* [EXERCISE OBJECTIVE]
Copy, in full, each line of the material that holds the word "black".

※ ※ ※

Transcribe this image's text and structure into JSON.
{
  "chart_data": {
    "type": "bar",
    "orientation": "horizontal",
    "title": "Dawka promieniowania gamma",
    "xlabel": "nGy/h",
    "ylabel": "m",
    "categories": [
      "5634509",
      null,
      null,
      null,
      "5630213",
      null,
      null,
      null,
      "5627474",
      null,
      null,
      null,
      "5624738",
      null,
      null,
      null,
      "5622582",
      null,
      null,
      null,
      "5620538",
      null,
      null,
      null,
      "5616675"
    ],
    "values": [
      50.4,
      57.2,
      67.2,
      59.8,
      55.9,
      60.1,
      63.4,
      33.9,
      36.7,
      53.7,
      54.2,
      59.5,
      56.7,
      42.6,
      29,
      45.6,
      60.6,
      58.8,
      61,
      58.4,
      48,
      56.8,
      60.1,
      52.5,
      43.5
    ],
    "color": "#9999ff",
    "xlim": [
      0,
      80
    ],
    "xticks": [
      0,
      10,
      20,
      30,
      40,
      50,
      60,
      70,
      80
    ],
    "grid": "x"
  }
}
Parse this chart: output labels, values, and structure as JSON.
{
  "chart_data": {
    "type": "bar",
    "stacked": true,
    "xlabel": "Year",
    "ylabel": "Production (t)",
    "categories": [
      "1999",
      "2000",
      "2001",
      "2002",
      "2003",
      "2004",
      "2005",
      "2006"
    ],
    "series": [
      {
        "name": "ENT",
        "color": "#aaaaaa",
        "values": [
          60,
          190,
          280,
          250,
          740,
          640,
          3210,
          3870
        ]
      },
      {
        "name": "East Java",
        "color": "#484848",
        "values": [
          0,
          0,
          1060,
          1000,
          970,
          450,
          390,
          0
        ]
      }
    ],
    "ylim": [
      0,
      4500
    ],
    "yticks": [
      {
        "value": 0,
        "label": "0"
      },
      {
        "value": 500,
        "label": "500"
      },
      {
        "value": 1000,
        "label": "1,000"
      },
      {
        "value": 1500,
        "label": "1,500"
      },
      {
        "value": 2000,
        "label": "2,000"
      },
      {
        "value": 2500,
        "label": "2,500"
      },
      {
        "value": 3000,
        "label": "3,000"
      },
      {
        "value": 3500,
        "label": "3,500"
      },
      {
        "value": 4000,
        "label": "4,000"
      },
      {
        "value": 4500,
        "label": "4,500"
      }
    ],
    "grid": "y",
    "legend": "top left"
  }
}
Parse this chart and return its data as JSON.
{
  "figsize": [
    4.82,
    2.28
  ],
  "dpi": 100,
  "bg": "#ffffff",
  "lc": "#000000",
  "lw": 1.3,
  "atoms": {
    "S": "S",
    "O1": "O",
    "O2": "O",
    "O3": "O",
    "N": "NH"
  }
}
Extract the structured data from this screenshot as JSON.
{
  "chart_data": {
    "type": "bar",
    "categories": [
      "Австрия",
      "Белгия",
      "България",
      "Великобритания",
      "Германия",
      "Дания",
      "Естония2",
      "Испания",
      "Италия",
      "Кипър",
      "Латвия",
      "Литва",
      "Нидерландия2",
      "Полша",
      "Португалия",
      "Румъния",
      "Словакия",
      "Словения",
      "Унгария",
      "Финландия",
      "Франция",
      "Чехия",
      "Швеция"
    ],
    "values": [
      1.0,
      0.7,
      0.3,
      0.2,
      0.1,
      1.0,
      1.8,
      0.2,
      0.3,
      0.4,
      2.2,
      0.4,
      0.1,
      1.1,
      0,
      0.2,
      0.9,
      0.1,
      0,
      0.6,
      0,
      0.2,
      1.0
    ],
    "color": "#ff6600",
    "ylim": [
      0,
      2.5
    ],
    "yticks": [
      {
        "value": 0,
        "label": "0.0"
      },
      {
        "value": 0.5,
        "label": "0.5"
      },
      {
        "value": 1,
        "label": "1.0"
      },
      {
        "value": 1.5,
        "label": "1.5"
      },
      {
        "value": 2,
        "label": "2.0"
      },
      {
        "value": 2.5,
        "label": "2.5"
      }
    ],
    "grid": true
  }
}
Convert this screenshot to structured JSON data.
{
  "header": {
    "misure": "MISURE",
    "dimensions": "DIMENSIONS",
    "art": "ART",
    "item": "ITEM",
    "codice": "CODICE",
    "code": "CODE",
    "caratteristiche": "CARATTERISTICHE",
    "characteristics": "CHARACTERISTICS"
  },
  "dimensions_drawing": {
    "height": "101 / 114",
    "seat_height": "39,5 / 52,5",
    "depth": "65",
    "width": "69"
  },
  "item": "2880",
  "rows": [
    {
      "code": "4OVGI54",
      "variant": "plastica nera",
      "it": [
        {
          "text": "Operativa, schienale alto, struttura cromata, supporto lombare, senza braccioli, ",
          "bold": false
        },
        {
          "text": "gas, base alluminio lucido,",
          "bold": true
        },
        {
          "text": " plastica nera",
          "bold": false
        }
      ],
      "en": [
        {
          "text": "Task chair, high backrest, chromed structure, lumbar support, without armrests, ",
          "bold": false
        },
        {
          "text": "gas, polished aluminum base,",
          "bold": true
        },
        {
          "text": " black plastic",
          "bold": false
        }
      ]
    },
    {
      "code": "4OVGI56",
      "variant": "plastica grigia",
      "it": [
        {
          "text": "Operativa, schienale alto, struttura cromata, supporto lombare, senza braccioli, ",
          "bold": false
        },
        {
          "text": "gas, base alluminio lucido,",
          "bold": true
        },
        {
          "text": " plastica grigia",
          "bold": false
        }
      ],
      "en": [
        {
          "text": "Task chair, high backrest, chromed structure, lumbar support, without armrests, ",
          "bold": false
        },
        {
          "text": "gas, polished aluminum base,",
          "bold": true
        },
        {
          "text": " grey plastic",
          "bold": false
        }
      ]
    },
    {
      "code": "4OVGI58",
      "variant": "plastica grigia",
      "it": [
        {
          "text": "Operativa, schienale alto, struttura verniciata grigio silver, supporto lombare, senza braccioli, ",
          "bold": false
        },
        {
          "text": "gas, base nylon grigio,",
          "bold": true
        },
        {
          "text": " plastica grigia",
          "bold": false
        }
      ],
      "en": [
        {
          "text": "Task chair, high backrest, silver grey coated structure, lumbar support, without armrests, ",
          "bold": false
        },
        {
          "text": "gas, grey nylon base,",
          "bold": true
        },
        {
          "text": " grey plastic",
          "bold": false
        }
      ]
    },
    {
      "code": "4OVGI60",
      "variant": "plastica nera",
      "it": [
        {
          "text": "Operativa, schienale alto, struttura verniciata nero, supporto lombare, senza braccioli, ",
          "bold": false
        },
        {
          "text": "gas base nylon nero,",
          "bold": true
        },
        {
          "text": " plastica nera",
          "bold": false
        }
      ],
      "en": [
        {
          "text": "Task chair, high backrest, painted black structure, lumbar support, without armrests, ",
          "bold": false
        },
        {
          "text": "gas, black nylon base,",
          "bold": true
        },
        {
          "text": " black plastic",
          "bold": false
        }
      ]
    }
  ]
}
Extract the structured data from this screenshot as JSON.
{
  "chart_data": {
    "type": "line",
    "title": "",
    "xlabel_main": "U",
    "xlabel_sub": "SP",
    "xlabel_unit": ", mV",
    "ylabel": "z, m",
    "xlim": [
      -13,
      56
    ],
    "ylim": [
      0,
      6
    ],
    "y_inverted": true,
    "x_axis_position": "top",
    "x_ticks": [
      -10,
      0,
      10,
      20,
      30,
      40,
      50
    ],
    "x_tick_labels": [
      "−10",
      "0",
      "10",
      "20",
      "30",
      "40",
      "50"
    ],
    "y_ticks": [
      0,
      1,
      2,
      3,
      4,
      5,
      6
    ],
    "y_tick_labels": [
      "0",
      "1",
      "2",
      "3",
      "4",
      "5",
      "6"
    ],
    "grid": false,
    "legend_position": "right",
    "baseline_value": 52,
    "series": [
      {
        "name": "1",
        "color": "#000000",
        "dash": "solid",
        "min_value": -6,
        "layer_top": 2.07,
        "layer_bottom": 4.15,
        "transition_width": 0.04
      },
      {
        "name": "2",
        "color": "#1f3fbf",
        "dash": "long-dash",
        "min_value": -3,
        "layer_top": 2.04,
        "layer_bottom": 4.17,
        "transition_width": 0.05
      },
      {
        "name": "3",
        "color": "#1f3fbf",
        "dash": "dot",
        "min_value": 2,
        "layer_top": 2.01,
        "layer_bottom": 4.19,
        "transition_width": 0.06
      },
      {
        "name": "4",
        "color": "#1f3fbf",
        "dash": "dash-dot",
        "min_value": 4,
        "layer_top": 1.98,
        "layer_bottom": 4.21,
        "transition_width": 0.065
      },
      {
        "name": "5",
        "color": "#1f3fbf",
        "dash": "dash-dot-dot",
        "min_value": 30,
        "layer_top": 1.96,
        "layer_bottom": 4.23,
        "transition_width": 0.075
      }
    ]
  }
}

※ ※ ※

* [THE REPLY]
          "text": " black plastic",
          "text": "Task chair, high backrest, painted black structure, lumbar support, without armrests, ",
          "text": "gas, black nylon base,",
          "text": " black plastic",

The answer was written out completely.